Records provided
— start —

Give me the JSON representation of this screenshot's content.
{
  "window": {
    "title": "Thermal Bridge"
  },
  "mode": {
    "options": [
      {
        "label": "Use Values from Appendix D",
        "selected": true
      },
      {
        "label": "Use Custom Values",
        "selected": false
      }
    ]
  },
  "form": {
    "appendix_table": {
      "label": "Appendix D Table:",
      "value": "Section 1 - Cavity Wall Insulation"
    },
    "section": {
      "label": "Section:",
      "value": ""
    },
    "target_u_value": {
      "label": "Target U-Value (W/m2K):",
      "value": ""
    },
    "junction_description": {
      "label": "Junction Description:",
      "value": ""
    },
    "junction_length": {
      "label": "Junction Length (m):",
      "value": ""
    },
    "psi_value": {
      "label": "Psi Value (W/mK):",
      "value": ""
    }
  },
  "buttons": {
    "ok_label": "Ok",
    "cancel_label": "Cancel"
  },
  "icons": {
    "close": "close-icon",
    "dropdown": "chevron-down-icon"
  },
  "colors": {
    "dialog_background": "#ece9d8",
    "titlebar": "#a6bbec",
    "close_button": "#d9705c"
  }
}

— end —

What this task involves
Retype all the records, matching them exactly.

Completed exercise
Give me the JSON representation of this screenshot's content.
{
  "window": {
    "title": "Thermal Bridge"
  },
  "mode": {
    "options": [
      {
        "label": "Use Values from Appendix D",
        "selected": true
      },
      {
        "label": "Use Custom Values",
        "selected": false
      }
    ]
  },
  "form": {
    "appendix_table": {
      "label": "Appendix D Table:",
      "value": "Section 1 - Cavity Wall Insulation"
    },
    "section": {
      "label": "Section:",
      "value": ""
    },
    "target_u_value": {
      "label": "Target U-Value (W/m2K):",
      "value": ""
    },
    "junction_description": {
      "label": "Junction Description:",
      "value": ""
    },
    "junction_length": {
      "label": "Junction Length (m):",
      "value": ""
    },
    "psi_value": {
      "label": "Psi Value (W/mK):",
      "value": ""
    }
  },
  "buttons": {
    "ok_label": "Ok",
    "cancel_label": "Cancel"
  },
  "icons": {
    "close": "close-icon",
    "dropdown": "chevron-down-icon"
  },
  "colors": {
    "dialog_background": "#ece9d8",
    "titlebar": "#a6bbec",
    "close_button": "#d9705c"
  }
}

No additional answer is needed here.